## The problem
The records below must be copied in full; omit the images.
++++ Given records
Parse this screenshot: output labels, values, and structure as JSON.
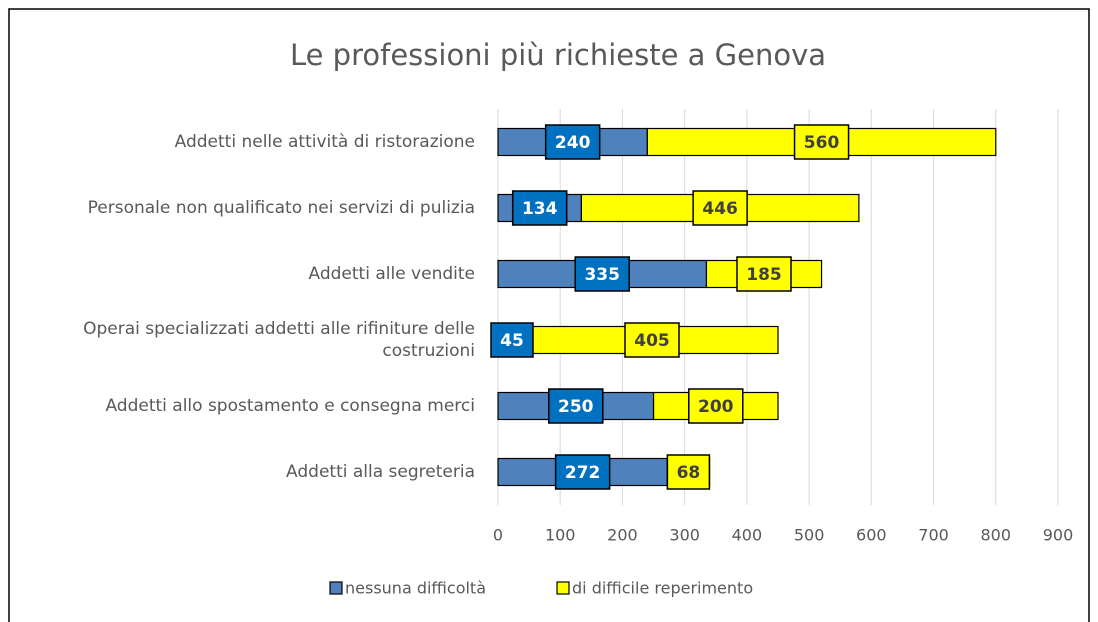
{
  "chart_data": {
    "type": "bar",
    "orientation": "horizontal",
    "stacked": true,
    "title": "Le professioni più richieste a Genova",
    "categories": [
      "Addetti nelle attività di ristorazione",
      "Personale non qualificato nei servizi di pulizia",
      "Addetti alle vendite",
      "Operai specializzati addetti alle rifiniture delle costruzioni",
      "Addetti allo spostamento e consegna merci",
      "Addetti alla segreteria"
    ],
    "series": [
      {
        "name": "nessuna difficoltà",
        "color": "#4f81bd",
        "label_color": "#0070c0",
        "values": [
          240,
          134,
          335,
          45,
          250,
          272
        ]
      },
      {
        "name": "di difficile reperimento",
        "color": "#ffff00",
        "label_color": "#ffff00",
        "values": [
          560,
          446,
          185,
          405,
          200,
          68
        ]
      }
    ],
    "xlim": [
      0,
      900
    ],
    "xticks": [
      0,
      100,
      200,
      300,
      400,
      500,
      600,
      700,
      800,
      900
    ],
    "grid": true,
    "legend": "bottom"
  }
}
++++++++
## Task result
Parse this screenshot: output labels, values, and structure as JSON.
{
  "chart_data": {
    "type": "bar",
    "orientation": "horizontal",
    "stacked": true,
    "title": "Le professioni più richieste a Genova",
    "categories": [
      "Addetti nelle attività di ristorazione",
      "Personale non qualificato nei servizi di pulizia",
      "Addetti alle vendite",
      "Operai specializzati addetti alle rifiniture delle costruzioni",
      "Addetti allo spostamento e consegna merci",
      "Addetti alla segreteria"
    ],
    "series": [
      {
        "name": "nessuna difficoltà",
        "color": "#4f81bd",
        "label_color": "#0070c0",
        "values": [
          240,
          134,
          335,
          45,
          250,
          272
        ]
      },
      {
        "name": "di difficile reperimento",
        "color": "#ffff00",
        "label_color": "#ffff00",
        "values": [
          560,
          446,
          185,
          405,
          200,
          68
        ]
      }
    ],
    "xlim": [
      0,
      900
    ],
    "xticks": [
      0,
      100,
      200,
      300,
      400,
      500,
      600,
      700,
      800,
      900
    ],
    "grid": true,
    "legend": "bottom"
  }
}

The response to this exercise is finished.